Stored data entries
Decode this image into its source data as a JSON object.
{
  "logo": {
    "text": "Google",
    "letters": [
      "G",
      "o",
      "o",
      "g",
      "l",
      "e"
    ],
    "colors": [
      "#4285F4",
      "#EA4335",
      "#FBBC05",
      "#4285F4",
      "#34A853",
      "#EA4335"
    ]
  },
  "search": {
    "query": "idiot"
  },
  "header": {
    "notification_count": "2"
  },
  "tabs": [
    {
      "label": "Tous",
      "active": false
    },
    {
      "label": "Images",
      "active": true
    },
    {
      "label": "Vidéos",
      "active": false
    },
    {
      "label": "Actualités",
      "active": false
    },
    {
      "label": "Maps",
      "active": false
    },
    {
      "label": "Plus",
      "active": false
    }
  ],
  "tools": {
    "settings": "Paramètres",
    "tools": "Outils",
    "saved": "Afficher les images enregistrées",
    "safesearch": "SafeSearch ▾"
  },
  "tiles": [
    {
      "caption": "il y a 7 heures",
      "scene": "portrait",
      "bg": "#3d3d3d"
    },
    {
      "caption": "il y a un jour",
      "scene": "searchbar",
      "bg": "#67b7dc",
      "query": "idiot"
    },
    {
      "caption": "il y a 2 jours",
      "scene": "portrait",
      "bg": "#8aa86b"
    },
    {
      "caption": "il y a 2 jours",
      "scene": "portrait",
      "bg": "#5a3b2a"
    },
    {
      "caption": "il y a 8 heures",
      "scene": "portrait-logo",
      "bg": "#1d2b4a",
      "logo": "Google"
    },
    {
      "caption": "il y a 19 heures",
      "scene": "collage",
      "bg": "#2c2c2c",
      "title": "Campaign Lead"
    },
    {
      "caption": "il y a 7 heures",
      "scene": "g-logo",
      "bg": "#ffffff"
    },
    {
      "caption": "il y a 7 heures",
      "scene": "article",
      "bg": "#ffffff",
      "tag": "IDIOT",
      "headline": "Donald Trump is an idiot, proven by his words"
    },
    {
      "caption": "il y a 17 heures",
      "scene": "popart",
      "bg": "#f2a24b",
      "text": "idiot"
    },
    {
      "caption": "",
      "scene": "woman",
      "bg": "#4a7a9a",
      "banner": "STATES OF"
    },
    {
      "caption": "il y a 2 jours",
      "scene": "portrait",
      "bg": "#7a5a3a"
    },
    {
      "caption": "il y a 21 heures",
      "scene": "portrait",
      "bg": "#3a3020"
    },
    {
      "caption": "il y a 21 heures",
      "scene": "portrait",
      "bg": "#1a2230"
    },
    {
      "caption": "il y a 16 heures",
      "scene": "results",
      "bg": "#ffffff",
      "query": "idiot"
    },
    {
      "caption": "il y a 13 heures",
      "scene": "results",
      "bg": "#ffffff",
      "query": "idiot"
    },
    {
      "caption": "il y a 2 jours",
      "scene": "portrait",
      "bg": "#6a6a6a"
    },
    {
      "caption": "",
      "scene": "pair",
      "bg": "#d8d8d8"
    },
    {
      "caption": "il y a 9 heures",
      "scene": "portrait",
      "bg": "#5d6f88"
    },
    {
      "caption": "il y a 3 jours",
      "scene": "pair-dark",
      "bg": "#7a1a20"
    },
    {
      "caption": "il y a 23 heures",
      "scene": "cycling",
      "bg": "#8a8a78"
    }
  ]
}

*The problem*
Write out every entry above, word for word.

*Result for this task*
Decode this image into its source data as a JSON object.
{
  "logo": {
    "text": "Google",
    "letters": [
      "G",
      "o",
      "o",
      "g",
      "l",
      "e"
    ],
    "colors": [
      "#4285F4",
      "#EA4335",
      "#FBBC05",
      "#4285F4",
      "#34A853",
      "#EA4335"
    ]
  },
  "search": {
    "query": "idiot"
  },
  "header": {
    "notification_count": "2"
  },
  "tabs": [
    {
      "label": "Tous",
      "active": false
    },
    {
      "label": "Images",
      "active": true
    },
    {
      "label": "Vidéos",
      "active": false
    },
    {
      "label": "Actualités",
      "active": false
    },
    {
      "label": "Maps",
      "active": false
    },
    {
      "label": "Plus",
      "active": false
    }
  ],
  "tools": {
    "settings": "Paramètres",
    "tools": "Outils",
    "saved": "Afficher les images enregistrées",
    "safesearch": "SafeSearch ▾"
  },
  "tiles": [
    {
      "caption": "il y a 7 heures",
      "scene": "portrait",
      "bg": "#3d3d3d"
    },
    {
      "caption": "il y a un jour",
      "scene": "searchbar",
      "bg": "#67b7dc",
      "query": "idiot"
    },
    {
      "caption": "il y a 2 jours",
      "scene": "portrait",
      "bg": "#8aa86b"
    },
    {
      "caption": "il y a 2 jours",
      "scene": "portrait",
      "bg": "#5a3b2a"
    },
    {
      "caption": "il y a 8 heures",
      "scene": "portrait-logo",
      "bg": "#1d2b4a",
      "logo": "Google"
    },
    {
      "caption": "il y a 19 heures",
      "scene": "collage",
      "bg": "#2c2c2c",
      "title": "Campaign Lead"
    },
    {
      "caption": "il y a 7 heures",
      "scene": "g-logo",
      "bg": "#ffffff"
    },
    {
      "caption": "il y a 7 heures",
      "scene": "article",
      "bg": "#ffffff",
      "tag": "IDIOT",
      "headline": "Donald Trump is an idiot, proven by his words"
    },
    {
      "caption": "il y a 17 heures",
      "scene": "popart",
      "bg": "#f2a24b",
      "text": "idiot"
    },
    {
      "caption": "",
      "scene": "woman",
      "bg": "#4a7a9a",
      "banner": "STATES OF"
    },
    {
      "caption": "il y a 2 jours",
      "scene": "portrait",
      "bg": "#7a5a3a"
    },
    {
      "caption": "il y a 21 heures",
      "scene": "portrait",
      "bg": "#3a3020"
    },
    {
      "caption": "il y a 21 heures",
      "scene": "portrait",
      "bg": "#1a2230"
    },
    {
      "caption": "il y a 16 heures",
      "scene": "results",
      "bg": "#ffffff",
      "query": "idiot"
    },
    {
      "caption": "il y a 13 heures",
      "scene": "results",
      "bg": "#ffffff",
      "query": "idiot"
    },
    {
      "caption": "il y a 2 jours",
      "scene": "portrait",
      "bg": "#6a6a6a"
    },
    {
      "caption": "",
      "scene": "pair",
      "bg": "#d8d8d8"
    },
    {
      "caption": "il y a 9 heures",
      "scene": "portrait",
      "bg": "#5d6f88"
    },
    {
      "caption": "il y a 3 jours",
      "scene": "pair-dark",
      "bg": "#7a1a20"
    },
    {
      "caption": "il y a 23 heures",
      "scene": "cycling",
      "bg": "#8a8a78"
    }
  ]
}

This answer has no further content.